Identify the lines holding "level" and copy them.

Data tied to figure images:

** begin **

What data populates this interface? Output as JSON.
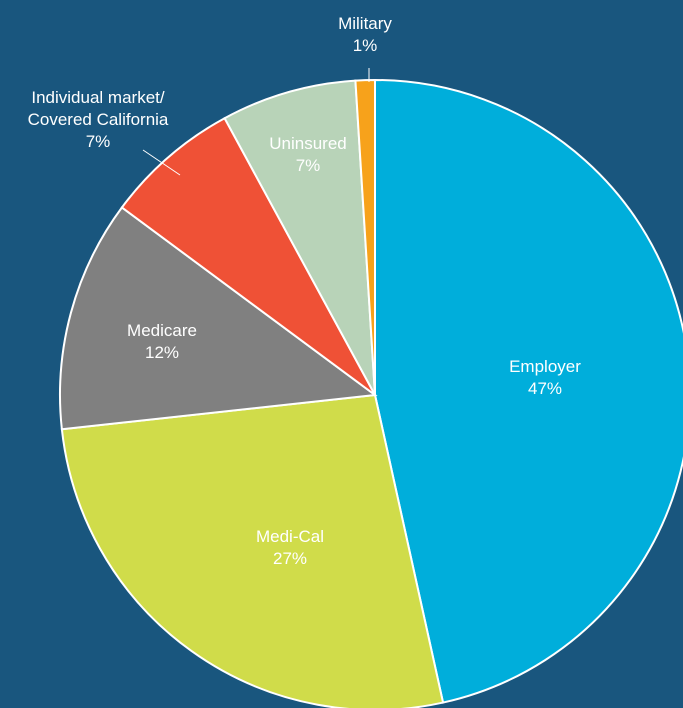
{
  "chart_data": {
    "type": "pie",
    "categories": [
      "Employer",
      "Medi-Cal",
      "Medicare",
      "Individual market/\nCovered California",
      "Uninsured",
      "Military"
    ],
    "values": [
      47,
      27,
      12,
      7,
      7,
      1
    ],
    "value_labels": [
      "47%",
      "27%",
      "12%",
      "7%",
      "7%",
      "1%"
    ],
    "colors": [
      "#00aedb",
      "#d0dc4a",
      "#808080",
      "#ef5136",
      "#b8d3b8",
      "#f7a21b"
    ]
  }
}
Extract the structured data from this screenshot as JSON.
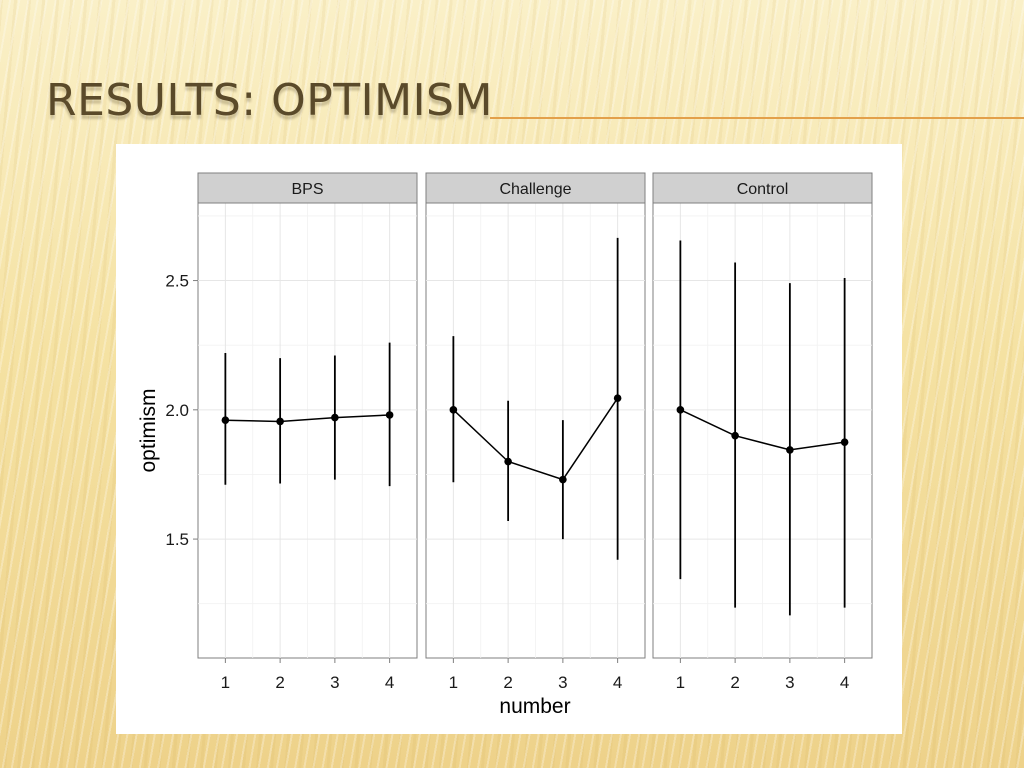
{
  "slide": {
    "title": "RESULTS: OPTIMISM"
  },
  "chart_data": {
    "type": "line",
    "facet_labels": [
      "BPS",
      "Challenge",
      "Control"
    ],
    "xlabel": "number",
    "ylabel": "optimism",
    "x_ticks": [
      1,
      2,
      3,
      4
    ],
    "y_ticks": [
      1.5,
      2.0,
      2.5
    ],
    "y_tick_labels": [
      "1.5",
      "2.0",
      "2.5"
    ],
    "xlim": [
      0.5,
      4.5
    ],
    "ylim": [
      1.04,
      2.8
    ],
    "grid": true,
    "error_bars": true,
    "facets": [
      {
        "label": "BPS",
        "x": [
          1,
          2,
          3,
          4
        ],
        "y": [
          1.96,
          1.955,
          1.97,
          1.98
        ],
        "lower": [
          1.71,
          1.715,
          1.73,
          1.705
        ],
        "upper": [
          2.22,
          2.2,
          2.21,
          2.26
        ]
      },
      {
        "label": "Challenge",
        "x": [
          1,
          2,
          3,
          4
        ],
        "y": [
          2.0,
          1.8,
          1.73,
          2.045
        ],
        "lower": [
          1.72,
          1.57,
          1.5,
          1.42
        ],
        "upper": [
          2.285,
          2.035,
          1.96,
          2.665
        ]
      },
      {
        "label": "Control",
        "x": [
          1,
          2,
          3,
          4
        ],
        "y": [
          2.0,
          1.9,
          1.845,
          1.875
        ],
        "lower": [
          1.345,
          1.235,
          1.205,
          1.235
        ],
        "upper": [
          2.655,
          2.57,
          2.49,
          2.51
        ]
      }
    ]
  }
}
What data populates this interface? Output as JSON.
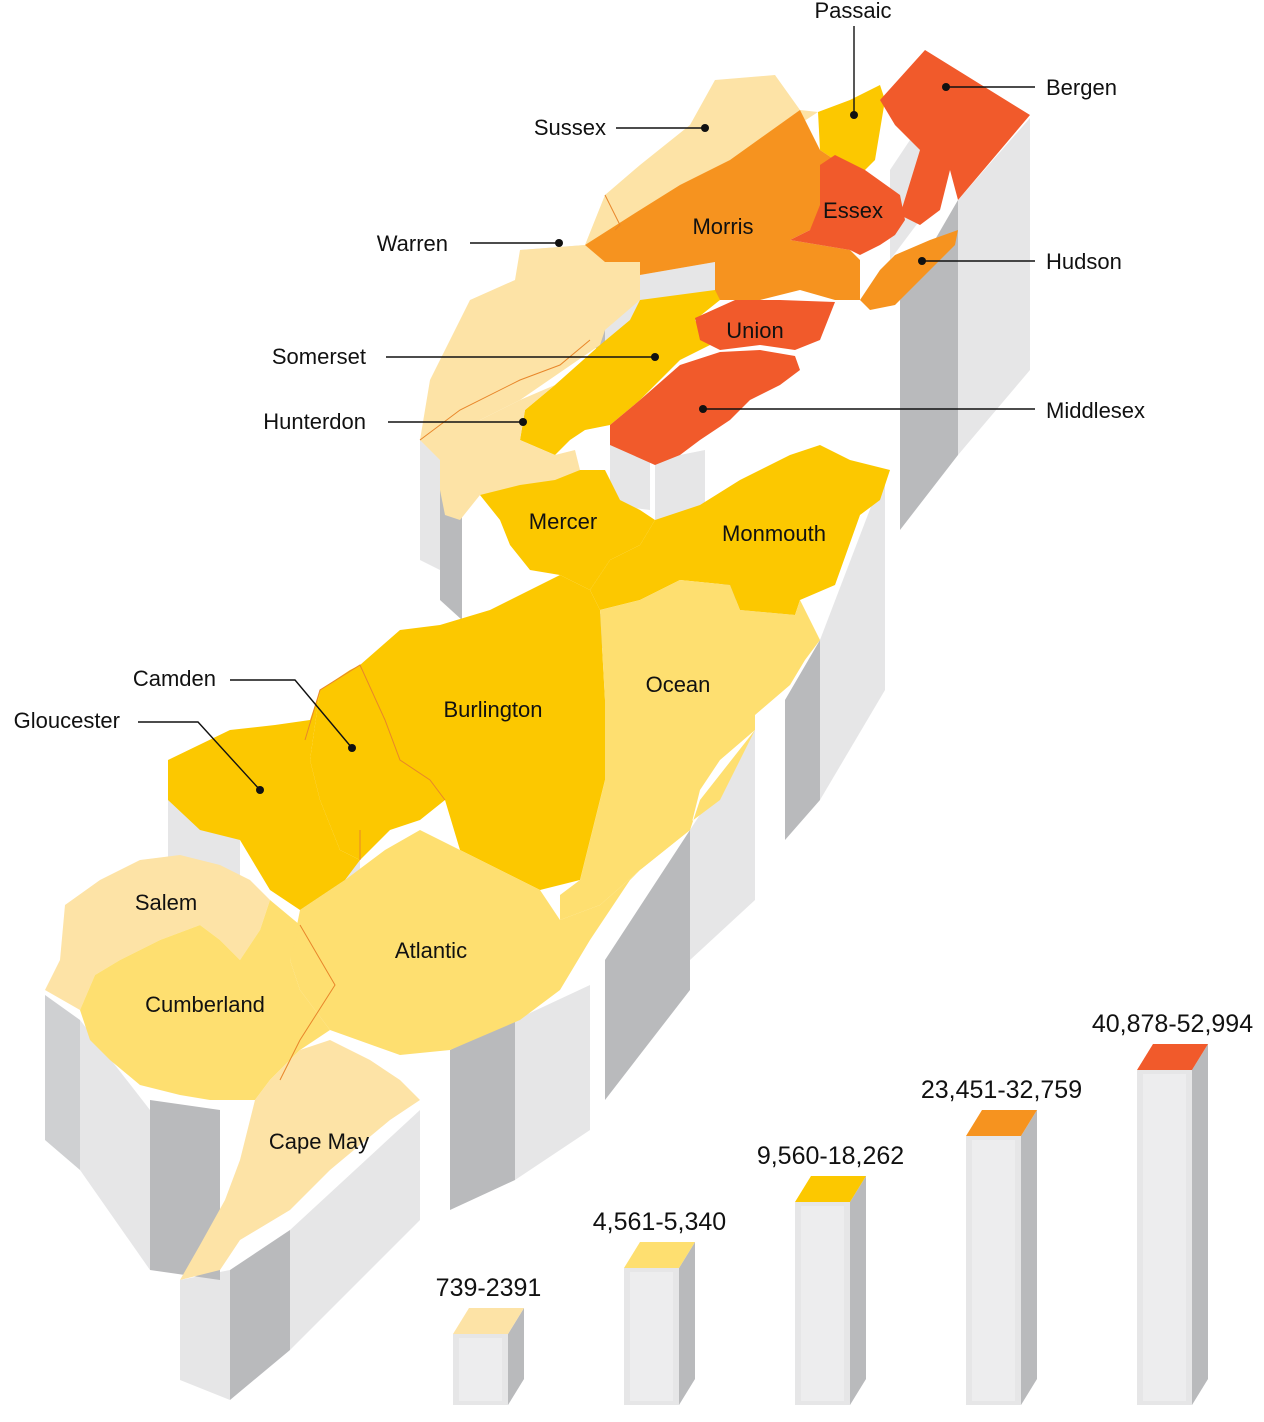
{
  "colors": {
    "tier1": "#fde3a6",
    "tier2": "#fedf70",
    "tier3": "#fcc800",
    "tier4": "#f6931f",
    "tier5": "#f15a2b",
    "side_light": "#e6e6e7",
    "side_dark": "#b9babc"
  },
  "counties": {
    "passaic": {
      "name": "Passaic",
      "tier": 3
    },
    "bergen": {
      "name": "Bergen",
      "tier": 5
    },
    "sussex": {
      "name": "Sussex",
      "tier": 1
    },
    "morris": {
      "name": "Morris",
      "tier": 4
    },
    "essex": {
      "name": "Essex",
      "tier": 5
    },
    "warren": {
      "name": "Warren",
      "tier": 1
    },
    "hudson": {
      "name": "Hudson",
      "tier": 4
    },
    "somerset": {
      "name": "Somerset",
      "tier": 3
    },
    "union": {
      "name": "Union",
      "tier": 5
    },
    "hunterdon": {
      "name": "Hunterdon",
      "tier": 1
    },
    "middlesex": {
      "name": "Middlesex",
      "tier": 5
    },
    "mercer": {
      "name": "Mercer",
      "tier": 3
    },
    "monmouth": {
      "name": "Monmouth",
      "tier": 3
    },
    "camden": {
      "name": "Camden",
      "tier": 3
    },
    "burlington": {
      "name": "Burlington",
      "tier": 3
    },
    "ocean": {
      "name": "Ocean",
      "tier": 2
    },
    "gloucester": {
      "name": "Gloucester",
      "tier": 3
    },
    "salem": {
      "name": "Salem",
      "tier": 1
    },
    "atlantic": {
      "name": "Atlantic",
      "tier": 2
    },
    "cumberland": {
      "name": "Cumberland",
      "tier": 2
    },
    "cape_may": {
      "name": "Cape May",
      "tier": 1
    }
  },
  "legend": [
    {
      "label": "739-2391",
      "tier": 1,
      "level": 0.12
    },
    {
      "label": "4,561-5,340",
      "tier": 2,
      "level": 0.34
    },
    {
      "label": "9,560-18,262",
      "tier": 3,
      "level": 0.56
    },
    {
      "label": "23,451-32,759",
      "tier": 4,
      "level": 0.78
    },
    {
      "label": "40,878-52,994",
      "tier": 5,
      "level": 1.0
    }
  ]
}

** end **

Full solution
      "level": 0.12
      "level": 0.34
      "level": 0.56
      "level": 0.78
      "level": 1.0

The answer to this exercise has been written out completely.